## [Extract]
April 22, 2010

Amazon and the sin of profit

By: AF Editors

Although one would generally describe The New Yorker as a progressive publication, it seems to slip into a reactionary mindset when the interests of the literary establishment are on the line. In this week’s issue, Ken Auletta takes a look at the Kindle, the iPad and the threat that e-books present to old school publishing houses.

The article presents Amazon as the ill-mannered bully that wants to drive publishers out of business by selling e-books at a price that is far too low:

“Amazon is a particularly farsighted, powerful, and ruthless competitor,” [one publishing executive] says. “I don’t think we’ve seen a business this competitive in the tech space since Microsoft.”

Why stop with Microsoft? Why not compare Amazon to Genghis Khan or that awful Hun, Attila?

Publishers maintain that digital companies don’t understand the creative process of books. A major publisher said of Amazon, “They don’t know how authors think. It’s not in their DNA.”

Yet the article itself presents plenty of evidence that authors might benefit from an e-book revolution, because it will be easier for them to get published and they will earn more royalties. And if the revolution weren’t good for readers, they wouldn’t be buying all those Kindles and e-books.

What really seems to be at stake here is the noble self-image of the old school publishing houses:

Good publishers find and cultivate writers, some of whom do not initially have much commercial promise. They also give advances on royalties, without which most writers of nonfiction could not afford to research new books. The industry produces more than a hundred thousand books a year, seventy per cent of which will not earn back the money that their authors have been advanced; aside from returns, royalty advances are by far publishers’ biggest expense.

Although critics argue that traditional book publishing takes too much money from authors, in reality the profits earned by the relatively small percentage of authors whose books make money essentially go to subsidizing less commercially successful writers. The system is inefficient, but it supports a class of professional writers, which might not otherwise exist.

## [Things to do]
1) Name every company, publication, and device mentioned in the post on Amazon and e-books.
2) According to the post on Amazon and e-books, why might authors gain from an e-book revolution?
3) Extend the post on Amazon and e-books, starting after its final sentence.

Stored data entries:
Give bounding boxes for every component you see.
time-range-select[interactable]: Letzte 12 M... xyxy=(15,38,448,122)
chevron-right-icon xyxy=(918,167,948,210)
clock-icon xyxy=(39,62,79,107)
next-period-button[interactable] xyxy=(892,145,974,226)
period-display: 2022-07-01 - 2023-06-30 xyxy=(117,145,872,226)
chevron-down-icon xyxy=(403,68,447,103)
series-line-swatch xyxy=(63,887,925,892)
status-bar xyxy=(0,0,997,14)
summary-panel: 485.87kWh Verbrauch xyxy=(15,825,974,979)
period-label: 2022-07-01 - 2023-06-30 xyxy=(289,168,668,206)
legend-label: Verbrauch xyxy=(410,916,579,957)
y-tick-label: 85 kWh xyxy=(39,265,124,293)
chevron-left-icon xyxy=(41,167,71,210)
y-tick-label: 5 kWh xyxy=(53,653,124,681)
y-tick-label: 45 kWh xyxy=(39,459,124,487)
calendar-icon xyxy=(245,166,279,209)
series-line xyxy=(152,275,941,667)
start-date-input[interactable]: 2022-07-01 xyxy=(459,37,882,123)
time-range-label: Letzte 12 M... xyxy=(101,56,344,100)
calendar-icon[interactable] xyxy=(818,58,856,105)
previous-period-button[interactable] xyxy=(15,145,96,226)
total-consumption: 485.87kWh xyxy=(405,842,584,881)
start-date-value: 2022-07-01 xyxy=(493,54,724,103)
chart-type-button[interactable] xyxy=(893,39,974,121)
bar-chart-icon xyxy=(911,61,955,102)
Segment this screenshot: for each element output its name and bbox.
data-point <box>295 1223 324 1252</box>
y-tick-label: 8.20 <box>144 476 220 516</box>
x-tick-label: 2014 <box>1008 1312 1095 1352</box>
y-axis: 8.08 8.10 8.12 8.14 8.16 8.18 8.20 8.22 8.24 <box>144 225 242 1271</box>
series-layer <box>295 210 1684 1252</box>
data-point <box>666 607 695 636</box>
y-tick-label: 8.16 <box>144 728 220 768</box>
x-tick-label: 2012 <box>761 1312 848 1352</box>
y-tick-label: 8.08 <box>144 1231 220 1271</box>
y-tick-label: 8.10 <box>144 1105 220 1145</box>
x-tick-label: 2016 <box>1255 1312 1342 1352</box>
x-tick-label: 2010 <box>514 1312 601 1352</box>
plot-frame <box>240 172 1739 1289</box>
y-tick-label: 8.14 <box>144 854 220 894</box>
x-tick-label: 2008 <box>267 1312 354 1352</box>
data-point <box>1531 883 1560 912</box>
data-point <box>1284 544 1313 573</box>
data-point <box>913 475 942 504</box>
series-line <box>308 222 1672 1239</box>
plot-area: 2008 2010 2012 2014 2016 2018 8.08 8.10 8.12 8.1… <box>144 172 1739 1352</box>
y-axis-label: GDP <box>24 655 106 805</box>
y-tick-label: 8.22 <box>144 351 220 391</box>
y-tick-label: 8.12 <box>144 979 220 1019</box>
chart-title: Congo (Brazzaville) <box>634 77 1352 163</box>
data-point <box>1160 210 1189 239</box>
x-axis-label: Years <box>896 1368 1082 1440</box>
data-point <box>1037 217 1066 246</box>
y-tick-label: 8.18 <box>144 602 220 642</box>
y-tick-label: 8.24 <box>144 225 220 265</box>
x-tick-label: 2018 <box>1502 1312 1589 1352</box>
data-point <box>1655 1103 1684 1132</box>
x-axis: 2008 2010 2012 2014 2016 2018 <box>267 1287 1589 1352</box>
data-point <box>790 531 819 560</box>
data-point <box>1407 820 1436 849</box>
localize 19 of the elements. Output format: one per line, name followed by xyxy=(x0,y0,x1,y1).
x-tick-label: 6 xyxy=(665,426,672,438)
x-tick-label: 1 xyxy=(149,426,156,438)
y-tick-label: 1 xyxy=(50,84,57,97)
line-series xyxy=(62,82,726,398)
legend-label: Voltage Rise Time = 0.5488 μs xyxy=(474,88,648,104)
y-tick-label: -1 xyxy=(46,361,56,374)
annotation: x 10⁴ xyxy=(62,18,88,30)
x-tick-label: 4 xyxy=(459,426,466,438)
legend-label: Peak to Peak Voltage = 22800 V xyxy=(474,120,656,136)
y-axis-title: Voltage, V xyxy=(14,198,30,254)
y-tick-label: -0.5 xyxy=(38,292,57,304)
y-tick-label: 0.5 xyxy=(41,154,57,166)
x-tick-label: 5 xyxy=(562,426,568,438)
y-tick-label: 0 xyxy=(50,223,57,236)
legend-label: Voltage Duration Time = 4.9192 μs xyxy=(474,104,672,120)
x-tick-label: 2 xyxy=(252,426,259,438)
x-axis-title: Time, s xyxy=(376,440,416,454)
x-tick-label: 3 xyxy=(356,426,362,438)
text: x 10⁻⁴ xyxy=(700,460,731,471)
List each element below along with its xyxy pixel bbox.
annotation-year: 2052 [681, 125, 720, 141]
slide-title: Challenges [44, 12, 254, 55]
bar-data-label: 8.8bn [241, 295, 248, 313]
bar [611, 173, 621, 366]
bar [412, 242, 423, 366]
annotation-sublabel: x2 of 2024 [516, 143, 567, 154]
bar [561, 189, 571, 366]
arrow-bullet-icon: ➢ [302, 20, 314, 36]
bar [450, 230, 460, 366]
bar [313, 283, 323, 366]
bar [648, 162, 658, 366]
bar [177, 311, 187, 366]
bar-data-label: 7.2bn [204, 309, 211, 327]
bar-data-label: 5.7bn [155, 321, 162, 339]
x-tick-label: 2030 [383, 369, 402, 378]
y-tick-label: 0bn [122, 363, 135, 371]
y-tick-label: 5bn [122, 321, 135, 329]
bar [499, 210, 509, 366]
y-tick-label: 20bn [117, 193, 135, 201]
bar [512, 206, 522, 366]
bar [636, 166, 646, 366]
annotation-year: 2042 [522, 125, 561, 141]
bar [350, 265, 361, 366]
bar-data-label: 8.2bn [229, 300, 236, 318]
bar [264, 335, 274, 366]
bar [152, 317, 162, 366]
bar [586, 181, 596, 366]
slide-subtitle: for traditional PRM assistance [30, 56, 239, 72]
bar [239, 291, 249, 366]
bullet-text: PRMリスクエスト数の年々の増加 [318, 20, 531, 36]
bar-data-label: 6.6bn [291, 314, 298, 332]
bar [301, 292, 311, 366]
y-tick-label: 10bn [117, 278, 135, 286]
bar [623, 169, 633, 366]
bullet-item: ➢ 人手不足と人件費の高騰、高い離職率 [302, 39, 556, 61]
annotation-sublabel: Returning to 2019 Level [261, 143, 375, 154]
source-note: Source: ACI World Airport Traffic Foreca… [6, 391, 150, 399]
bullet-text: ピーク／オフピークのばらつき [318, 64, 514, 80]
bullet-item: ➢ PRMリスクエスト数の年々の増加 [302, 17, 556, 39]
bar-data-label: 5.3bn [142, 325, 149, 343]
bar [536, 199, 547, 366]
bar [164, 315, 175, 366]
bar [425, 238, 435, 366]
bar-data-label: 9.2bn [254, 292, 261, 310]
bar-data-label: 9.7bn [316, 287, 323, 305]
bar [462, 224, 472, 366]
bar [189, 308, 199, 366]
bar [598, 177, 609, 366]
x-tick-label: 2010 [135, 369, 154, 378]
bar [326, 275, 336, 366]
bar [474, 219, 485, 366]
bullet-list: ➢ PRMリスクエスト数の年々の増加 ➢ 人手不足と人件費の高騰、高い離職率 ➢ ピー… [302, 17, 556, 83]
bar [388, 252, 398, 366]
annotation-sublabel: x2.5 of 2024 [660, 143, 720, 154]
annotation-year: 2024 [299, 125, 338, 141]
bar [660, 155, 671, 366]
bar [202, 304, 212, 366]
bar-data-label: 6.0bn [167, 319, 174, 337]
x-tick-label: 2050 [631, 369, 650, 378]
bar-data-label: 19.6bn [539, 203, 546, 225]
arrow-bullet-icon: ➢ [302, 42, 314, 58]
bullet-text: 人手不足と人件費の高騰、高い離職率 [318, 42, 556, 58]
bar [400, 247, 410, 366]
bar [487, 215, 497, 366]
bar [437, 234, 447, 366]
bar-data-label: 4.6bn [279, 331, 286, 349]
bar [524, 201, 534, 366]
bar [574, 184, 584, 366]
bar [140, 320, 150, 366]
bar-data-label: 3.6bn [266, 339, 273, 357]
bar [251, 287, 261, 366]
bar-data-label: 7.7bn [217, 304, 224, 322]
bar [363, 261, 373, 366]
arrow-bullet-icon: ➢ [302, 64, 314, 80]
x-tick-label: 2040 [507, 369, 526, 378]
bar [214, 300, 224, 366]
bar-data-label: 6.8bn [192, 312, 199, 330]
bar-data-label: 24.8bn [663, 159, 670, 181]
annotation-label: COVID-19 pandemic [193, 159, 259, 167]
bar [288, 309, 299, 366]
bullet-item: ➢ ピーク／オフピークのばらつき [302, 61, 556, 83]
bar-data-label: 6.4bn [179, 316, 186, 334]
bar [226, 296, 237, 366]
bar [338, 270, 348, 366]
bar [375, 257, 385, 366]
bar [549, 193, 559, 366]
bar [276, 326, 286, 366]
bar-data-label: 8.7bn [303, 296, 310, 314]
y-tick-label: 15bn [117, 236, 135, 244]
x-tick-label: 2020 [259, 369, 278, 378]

## [Answers for the exercise]
1) The New Yorker, Kindle, iPad, Amazon, Microsoft

2) The post says authors might benefit because an e-book revolution would make it easier for them to get published. They would also earn more royalties.

3)
Madeline McIntosh, who is Random House’s president for sales, operations, and digital, has worked for both Amazon and book publishers, and finds the two strikingly different. “I think we, as an industry, do a lot of talking,” she said of publishers. “We expect to have open dialogue. It’s a culture of lunches. Amazon doesn’t play in that culture.” It has “an incredible discipline of answering questions by looking at the math, looking at the numbers, looking at the data. . . . That’s a pretty big culture clash with the word-and-persuasion-driven lunch culture, the author-oriented culture.”

You might almost forget that publishing houses have always been profit-driven enterprises, not charity funds for starving poets. I have no direct experience with the publishing industry, but I have a friend who recently published with Penguin and felt he got absolutely no support in publicizing his book, which went on to be quite successful because of his one-man effort. From what I can tell, he was hardly “cultivated”.

My griping aside, I actually recommend Auletta’s article highly. Look past the nostalgia and you’ll find a great blow-by-blow account of the struggle between Amazon and Apple to lasso the e-books revolution.